## Input for this task
Start
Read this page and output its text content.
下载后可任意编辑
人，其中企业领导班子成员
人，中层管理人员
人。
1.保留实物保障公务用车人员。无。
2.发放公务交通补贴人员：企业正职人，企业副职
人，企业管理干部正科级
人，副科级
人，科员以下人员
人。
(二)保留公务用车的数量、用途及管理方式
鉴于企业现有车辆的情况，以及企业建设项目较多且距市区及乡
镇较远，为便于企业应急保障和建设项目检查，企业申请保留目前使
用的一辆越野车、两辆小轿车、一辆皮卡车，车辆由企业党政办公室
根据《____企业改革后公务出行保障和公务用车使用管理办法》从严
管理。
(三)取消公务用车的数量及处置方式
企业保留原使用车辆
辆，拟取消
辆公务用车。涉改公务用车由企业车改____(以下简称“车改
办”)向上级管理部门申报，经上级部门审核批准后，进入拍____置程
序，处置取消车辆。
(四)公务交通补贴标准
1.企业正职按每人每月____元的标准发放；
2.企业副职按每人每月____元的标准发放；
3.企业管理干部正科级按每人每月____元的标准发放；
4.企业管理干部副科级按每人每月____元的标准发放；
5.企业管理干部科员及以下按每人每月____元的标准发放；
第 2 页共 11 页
End
## Stated problem
Send back each record exactly as it stands.

## Result for this task
Read this page and output its text content.
下载后可任意编辑
人，其中企业领导班子成员
人，中层管理人员
人。
1.保留实物保障公务用车人员。无。
2.发放公务交通补贴人员：企业正职人，企业副职
人，企业管理干部正科级
人，副科级
人，科员以下人员
人。
(二)保留公务用车的数量、用途及管理方式
鉴于企业现有车辆的情况，以及企业建设项目较多且距市区及乡
镇较远，为便于企业应急保障和建设项目检查，企业申请保留目前使
用的一辆越野车、两辆小轿车、一辆皮卡车，车辆由企业党政办公室
根据《____企业改革后公务出行保障和公务用车使用管理办法》从严
管理。
(三)取消公务用车的数量及处置方式
企业保留原使用车辆
辆，拟取消
辆公务用车。涉改公务用车由企业车改____(以下简称“车改
办”)向上级管理部门申报，经上级部门审核批准后，进入拍____置程
序，处置取消车辆。
(四)公务交通补贴标准
1.企业正职按每人每月____元的标准发放；
2.企业副职按每人每月____元的标准发放；
3.企业管理干部正科级按每人每月____元的标准发放；
4.企业管理干部副科级按每人每月____元的标准发放；
5.企业管理干部科员及以下按每人每月____元的标准发放；
第 2 页共 11 页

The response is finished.